[What the task requires]: Say how many lines in the records include the string "EURCHF", adding no other words.

Data records:
----

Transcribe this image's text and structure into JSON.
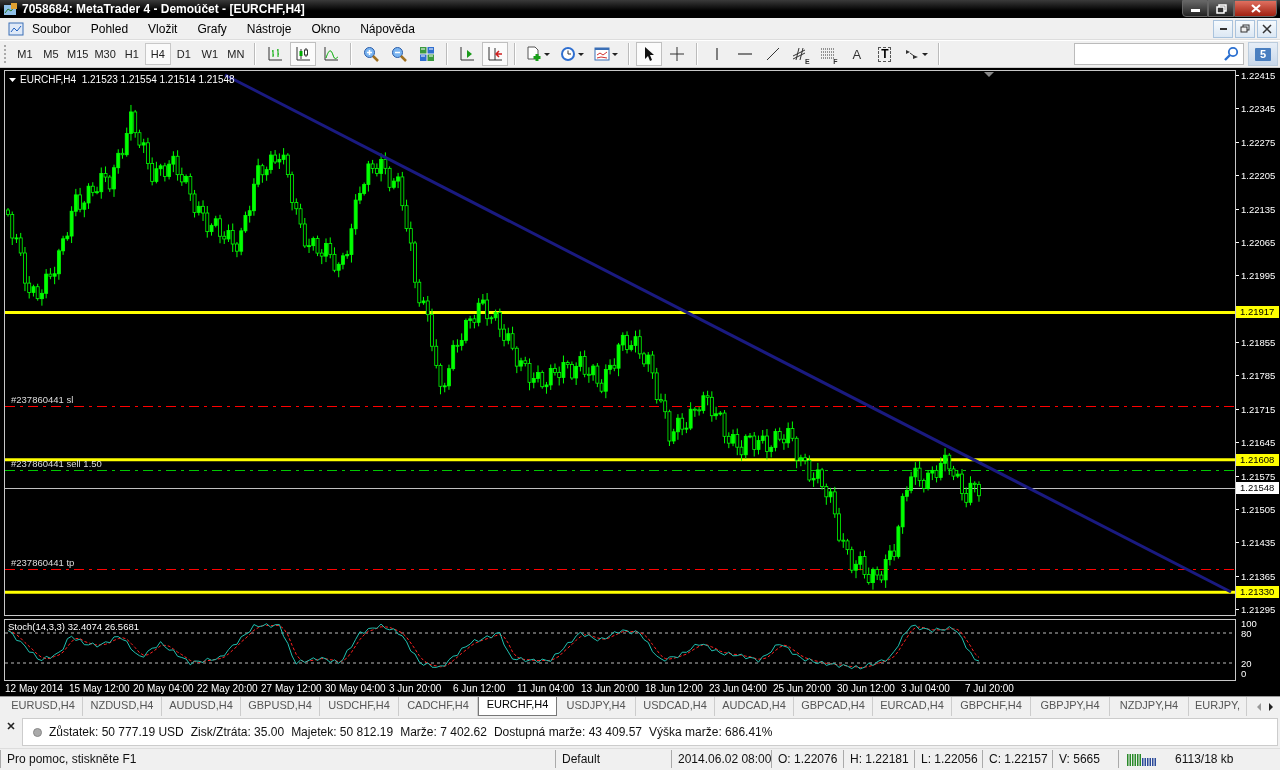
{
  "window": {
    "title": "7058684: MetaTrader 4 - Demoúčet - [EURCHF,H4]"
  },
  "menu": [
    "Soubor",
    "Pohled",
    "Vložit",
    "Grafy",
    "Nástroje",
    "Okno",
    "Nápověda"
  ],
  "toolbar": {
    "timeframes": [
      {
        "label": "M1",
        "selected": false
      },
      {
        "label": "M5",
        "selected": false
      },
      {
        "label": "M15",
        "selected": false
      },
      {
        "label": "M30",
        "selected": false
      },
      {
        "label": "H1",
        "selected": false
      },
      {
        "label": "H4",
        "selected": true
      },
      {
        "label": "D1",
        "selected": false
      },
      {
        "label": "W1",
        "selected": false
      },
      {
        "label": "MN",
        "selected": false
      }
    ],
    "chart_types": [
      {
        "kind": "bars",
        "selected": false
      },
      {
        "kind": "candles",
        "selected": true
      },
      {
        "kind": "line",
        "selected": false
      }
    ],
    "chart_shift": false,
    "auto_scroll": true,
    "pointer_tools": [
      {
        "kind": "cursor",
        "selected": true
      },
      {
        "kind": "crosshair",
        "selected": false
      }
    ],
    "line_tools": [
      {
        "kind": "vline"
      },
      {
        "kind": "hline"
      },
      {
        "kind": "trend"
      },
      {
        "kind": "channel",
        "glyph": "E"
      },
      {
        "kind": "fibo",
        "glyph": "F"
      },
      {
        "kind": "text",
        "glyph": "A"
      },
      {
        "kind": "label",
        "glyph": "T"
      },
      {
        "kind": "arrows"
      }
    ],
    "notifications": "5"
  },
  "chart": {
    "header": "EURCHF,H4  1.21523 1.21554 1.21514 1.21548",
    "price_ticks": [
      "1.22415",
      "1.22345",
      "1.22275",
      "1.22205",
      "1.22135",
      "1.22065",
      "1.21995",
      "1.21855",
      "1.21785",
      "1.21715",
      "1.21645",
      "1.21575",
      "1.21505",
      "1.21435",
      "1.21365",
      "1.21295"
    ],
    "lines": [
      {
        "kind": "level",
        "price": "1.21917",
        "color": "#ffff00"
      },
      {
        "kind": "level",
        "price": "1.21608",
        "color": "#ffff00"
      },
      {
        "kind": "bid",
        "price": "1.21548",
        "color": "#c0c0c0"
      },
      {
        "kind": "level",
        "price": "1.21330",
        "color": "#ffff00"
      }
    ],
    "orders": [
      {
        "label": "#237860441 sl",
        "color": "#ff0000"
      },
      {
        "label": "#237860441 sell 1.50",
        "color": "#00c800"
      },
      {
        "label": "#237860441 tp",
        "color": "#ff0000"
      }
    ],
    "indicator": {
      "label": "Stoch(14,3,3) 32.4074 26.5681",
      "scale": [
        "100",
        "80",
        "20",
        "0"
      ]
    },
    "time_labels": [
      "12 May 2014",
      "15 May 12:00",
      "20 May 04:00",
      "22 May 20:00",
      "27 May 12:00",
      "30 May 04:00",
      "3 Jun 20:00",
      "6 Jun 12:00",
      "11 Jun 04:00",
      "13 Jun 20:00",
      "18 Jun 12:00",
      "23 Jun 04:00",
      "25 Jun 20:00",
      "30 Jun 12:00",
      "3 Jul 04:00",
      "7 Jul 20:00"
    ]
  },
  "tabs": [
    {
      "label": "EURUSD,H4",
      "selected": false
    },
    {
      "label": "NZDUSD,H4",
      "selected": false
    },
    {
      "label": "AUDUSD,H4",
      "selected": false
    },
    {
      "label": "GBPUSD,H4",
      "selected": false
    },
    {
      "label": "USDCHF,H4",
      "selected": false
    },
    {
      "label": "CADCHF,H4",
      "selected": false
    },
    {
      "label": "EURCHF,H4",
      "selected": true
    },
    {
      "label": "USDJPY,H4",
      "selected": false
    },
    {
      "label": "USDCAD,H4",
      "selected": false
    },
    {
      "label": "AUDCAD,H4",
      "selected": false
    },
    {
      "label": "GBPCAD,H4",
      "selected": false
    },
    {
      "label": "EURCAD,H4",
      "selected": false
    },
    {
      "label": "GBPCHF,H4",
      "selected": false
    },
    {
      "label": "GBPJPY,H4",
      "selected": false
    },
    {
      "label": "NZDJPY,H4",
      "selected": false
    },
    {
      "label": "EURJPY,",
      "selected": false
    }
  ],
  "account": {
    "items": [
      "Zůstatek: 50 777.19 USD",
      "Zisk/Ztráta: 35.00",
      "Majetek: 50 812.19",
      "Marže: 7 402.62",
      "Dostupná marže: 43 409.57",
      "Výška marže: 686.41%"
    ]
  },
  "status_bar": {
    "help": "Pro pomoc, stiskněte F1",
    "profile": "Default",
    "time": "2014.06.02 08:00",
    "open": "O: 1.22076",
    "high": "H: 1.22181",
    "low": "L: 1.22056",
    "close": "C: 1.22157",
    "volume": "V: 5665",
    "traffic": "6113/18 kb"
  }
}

----

[Solution for this problem]: 3